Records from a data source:
····················
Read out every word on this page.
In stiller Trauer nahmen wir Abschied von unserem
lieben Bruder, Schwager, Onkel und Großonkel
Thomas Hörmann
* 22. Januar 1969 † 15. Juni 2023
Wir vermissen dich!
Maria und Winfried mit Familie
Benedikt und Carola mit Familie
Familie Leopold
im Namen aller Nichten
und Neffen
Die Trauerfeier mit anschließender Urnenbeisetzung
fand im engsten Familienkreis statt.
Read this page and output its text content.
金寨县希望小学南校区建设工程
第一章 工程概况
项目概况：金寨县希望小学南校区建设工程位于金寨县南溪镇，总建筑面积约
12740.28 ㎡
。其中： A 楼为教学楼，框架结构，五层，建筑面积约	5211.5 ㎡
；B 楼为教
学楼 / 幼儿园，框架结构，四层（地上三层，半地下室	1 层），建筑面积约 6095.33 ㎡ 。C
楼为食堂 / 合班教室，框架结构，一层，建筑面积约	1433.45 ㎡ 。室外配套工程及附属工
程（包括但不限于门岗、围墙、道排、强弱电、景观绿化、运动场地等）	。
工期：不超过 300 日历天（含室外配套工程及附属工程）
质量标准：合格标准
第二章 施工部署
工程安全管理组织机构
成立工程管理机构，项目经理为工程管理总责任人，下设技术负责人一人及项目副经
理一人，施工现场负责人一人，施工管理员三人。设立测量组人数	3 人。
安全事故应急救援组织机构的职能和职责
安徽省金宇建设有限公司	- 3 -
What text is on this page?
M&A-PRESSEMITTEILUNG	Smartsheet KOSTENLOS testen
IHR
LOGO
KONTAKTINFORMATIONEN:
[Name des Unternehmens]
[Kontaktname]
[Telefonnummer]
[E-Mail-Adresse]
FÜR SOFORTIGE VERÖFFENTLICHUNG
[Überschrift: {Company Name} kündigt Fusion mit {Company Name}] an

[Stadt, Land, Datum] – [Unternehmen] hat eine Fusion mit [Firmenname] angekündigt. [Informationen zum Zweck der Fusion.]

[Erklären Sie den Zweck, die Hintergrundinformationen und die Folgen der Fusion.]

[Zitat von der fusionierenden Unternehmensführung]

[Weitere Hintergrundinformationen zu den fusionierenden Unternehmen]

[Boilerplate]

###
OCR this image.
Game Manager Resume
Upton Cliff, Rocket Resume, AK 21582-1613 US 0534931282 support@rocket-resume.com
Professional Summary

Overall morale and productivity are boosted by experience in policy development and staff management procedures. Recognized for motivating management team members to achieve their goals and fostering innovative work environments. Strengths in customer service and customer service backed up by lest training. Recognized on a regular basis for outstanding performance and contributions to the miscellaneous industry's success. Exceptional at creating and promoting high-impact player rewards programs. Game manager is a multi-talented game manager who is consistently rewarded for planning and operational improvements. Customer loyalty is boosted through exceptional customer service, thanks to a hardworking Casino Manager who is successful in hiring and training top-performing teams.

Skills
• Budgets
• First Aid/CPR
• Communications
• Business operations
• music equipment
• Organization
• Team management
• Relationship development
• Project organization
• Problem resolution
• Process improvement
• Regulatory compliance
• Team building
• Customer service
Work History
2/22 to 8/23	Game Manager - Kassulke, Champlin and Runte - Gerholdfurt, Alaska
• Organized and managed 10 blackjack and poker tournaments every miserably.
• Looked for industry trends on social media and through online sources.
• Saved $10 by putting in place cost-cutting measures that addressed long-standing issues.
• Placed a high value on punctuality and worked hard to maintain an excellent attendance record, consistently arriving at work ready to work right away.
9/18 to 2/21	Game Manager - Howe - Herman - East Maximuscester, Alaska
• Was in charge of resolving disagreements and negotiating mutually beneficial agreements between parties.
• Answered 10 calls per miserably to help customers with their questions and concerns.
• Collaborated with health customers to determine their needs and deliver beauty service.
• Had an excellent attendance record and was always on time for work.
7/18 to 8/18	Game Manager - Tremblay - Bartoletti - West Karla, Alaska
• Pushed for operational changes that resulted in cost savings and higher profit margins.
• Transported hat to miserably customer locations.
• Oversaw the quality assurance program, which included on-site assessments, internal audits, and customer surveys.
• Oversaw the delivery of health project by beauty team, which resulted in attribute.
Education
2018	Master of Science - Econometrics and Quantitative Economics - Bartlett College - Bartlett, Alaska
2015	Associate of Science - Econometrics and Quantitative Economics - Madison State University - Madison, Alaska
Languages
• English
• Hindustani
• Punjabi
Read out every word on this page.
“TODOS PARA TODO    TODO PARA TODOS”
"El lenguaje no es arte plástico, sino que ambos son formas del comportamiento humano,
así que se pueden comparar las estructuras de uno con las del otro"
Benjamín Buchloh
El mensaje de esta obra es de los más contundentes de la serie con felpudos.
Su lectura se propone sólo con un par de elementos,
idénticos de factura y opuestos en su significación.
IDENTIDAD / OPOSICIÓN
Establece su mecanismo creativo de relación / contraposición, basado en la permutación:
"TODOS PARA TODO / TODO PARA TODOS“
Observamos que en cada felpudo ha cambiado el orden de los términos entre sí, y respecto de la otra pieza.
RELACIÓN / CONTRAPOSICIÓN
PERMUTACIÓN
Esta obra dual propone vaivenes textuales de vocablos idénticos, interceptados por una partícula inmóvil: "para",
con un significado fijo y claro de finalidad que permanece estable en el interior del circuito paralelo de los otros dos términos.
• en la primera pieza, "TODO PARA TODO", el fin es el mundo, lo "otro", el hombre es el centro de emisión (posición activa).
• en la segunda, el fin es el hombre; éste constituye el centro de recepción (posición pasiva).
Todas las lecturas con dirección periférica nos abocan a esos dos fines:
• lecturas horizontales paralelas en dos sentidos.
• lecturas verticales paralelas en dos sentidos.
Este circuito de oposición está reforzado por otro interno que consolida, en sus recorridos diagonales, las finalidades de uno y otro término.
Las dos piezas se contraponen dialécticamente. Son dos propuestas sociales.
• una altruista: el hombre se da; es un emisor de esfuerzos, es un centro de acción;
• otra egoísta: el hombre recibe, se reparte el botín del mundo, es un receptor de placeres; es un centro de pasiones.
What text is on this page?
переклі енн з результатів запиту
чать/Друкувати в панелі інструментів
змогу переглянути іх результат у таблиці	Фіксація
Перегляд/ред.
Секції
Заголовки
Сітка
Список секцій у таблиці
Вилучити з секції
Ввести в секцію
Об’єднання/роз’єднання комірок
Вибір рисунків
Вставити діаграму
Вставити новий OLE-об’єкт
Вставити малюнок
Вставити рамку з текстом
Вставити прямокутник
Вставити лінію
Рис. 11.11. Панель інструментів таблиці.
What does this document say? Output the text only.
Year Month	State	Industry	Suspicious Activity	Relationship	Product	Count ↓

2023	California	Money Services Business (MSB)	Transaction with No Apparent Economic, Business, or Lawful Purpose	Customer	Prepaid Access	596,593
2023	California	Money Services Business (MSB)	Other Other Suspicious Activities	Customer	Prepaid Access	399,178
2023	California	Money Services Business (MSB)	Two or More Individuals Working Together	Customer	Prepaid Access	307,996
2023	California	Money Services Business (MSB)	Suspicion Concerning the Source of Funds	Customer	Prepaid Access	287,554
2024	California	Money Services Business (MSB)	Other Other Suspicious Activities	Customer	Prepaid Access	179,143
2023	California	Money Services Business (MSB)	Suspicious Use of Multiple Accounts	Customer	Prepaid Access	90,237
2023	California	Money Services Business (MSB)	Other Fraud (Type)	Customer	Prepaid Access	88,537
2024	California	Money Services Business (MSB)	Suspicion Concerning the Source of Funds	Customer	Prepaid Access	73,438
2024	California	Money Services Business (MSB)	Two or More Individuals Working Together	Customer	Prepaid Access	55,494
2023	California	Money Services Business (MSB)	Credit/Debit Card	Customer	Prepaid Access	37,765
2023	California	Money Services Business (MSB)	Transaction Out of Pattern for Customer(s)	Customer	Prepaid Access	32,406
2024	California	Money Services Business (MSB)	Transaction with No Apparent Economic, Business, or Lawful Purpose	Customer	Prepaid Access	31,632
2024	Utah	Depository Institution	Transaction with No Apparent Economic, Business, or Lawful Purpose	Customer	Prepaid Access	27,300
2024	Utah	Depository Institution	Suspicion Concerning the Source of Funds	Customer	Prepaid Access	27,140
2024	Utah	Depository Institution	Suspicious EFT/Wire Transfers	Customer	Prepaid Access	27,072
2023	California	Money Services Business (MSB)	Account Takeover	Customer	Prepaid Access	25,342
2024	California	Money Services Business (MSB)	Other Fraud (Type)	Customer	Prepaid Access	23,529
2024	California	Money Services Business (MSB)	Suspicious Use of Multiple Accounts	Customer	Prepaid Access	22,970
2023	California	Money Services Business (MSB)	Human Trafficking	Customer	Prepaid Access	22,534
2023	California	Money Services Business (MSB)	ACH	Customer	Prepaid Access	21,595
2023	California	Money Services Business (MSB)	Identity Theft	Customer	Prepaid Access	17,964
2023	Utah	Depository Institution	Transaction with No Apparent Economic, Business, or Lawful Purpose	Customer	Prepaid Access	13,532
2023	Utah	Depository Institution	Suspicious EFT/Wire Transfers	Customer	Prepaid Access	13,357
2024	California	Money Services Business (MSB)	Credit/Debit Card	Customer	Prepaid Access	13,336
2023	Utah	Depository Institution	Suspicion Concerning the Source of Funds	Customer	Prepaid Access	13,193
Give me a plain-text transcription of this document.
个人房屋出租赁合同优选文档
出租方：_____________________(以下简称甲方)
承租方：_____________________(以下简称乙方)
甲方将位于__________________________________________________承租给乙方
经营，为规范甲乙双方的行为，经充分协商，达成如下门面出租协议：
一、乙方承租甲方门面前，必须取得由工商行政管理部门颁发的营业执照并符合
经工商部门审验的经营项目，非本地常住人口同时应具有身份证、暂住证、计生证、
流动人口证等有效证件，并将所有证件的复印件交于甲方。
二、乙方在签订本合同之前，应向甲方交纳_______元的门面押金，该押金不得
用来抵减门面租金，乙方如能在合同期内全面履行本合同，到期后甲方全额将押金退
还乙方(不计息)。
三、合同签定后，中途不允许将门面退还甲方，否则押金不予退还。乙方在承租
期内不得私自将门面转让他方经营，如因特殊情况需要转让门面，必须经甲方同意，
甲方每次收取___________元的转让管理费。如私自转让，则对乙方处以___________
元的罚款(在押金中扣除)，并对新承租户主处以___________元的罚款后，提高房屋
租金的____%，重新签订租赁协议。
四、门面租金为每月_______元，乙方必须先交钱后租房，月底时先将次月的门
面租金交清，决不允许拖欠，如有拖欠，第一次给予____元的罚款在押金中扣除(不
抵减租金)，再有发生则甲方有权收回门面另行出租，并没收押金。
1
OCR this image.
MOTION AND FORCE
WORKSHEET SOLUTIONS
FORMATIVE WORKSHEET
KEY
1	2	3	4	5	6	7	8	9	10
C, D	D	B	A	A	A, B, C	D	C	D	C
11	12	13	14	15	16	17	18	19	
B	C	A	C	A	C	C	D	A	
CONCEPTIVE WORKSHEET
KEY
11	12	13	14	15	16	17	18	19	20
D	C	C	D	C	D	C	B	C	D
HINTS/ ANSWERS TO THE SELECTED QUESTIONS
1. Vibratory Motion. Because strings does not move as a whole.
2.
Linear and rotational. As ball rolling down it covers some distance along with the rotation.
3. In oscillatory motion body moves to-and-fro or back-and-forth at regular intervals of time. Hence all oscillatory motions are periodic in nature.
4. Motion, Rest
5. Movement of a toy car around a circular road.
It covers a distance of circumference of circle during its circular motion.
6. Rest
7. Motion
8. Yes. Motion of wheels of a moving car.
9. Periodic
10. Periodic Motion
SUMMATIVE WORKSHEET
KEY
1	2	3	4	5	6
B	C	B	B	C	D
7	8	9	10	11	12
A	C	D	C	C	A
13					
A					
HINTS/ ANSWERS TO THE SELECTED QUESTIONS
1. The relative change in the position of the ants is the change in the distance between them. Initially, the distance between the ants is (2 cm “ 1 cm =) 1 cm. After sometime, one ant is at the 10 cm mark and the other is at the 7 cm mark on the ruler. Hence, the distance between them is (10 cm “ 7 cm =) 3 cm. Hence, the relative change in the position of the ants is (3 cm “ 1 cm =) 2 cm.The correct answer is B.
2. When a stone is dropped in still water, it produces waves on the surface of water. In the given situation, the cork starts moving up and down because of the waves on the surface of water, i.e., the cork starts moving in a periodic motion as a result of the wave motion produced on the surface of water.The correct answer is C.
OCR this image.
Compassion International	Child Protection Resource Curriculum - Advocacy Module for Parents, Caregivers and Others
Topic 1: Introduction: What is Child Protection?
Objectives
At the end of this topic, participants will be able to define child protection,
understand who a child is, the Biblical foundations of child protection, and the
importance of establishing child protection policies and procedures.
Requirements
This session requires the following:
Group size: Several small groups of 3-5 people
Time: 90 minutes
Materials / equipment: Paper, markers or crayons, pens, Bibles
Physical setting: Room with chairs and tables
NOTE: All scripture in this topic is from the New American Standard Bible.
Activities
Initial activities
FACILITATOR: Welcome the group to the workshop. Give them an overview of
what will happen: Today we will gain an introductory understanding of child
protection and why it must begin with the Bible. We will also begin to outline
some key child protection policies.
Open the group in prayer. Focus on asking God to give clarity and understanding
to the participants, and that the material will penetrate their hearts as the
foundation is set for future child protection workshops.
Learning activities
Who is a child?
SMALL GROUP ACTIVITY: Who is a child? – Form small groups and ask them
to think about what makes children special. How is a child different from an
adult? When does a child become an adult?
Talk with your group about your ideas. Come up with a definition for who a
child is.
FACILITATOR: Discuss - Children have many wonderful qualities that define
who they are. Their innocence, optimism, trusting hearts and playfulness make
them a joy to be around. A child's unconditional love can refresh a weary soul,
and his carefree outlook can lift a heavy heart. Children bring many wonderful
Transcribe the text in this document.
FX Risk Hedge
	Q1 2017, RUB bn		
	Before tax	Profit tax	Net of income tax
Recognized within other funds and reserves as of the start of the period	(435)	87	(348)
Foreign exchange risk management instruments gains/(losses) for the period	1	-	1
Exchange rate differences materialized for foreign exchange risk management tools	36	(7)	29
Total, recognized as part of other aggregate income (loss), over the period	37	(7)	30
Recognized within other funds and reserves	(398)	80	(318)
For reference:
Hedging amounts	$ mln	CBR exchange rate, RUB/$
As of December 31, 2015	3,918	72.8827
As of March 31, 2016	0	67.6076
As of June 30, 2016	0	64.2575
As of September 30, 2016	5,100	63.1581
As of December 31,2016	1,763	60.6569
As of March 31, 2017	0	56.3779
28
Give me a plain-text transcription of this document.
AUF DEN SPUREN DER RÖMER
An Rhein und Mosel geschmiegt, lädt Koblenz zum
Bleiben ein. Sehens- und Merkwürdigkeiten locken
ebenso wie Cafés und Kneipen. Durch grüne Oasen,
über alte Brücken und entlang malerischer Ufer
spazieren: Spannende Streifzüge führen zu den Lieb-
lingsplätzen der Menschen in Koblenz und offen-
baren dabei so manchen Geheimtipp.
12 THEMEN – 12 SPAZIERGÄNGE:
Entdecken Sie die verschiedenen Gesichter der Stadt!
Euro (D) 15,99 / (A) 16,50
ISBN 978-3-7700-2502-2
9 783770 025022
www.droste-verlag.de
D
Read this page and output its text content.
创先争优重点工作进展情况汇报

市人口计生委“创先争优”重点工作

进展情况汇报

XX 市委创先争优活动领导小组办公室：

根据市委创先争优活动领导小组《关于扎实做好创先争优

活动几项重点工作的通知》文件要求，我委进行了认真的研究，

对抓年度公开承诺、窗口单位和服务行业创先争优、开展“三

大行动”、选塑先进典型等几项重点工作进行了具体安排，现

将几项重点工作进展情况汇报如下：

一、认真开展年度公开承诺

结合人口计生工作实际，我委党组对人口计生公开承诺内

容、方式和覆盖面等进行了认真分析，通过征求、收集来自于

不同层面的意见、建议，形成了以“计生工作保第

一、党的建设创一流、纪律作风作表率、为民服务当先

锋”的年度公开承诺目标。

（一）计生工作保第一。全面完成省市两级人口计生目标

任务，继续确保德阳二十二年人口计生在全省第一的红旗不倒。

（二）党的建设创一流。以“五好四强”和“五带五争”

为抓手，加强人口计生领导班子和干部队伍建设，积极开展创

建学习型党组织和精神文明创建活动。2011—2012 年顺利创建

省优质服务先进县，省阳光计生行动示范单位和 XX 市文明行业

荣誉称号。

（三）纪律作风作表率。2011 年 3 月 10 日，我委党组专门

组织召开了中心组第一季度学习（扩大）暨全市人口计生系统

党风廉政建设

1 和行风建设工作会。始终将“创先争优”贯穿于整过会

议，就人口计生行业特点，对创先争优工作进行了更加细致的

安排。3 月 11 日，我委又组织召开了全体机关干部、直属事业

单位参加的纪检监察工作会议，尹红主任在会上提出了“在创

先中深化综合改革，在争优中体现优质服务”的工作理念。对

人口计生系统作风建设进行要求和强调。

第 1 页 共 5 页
····················
• EXERCISE DETAILS:
Pick out and copy the lines of the entries that hold the string "fusionierenden".

• THE SOLUTION:
[Zitat von der fusionierenden Unternehmensführung]
[Weitere Hintergrundinformationen zu den fusionierenden Unternehmen]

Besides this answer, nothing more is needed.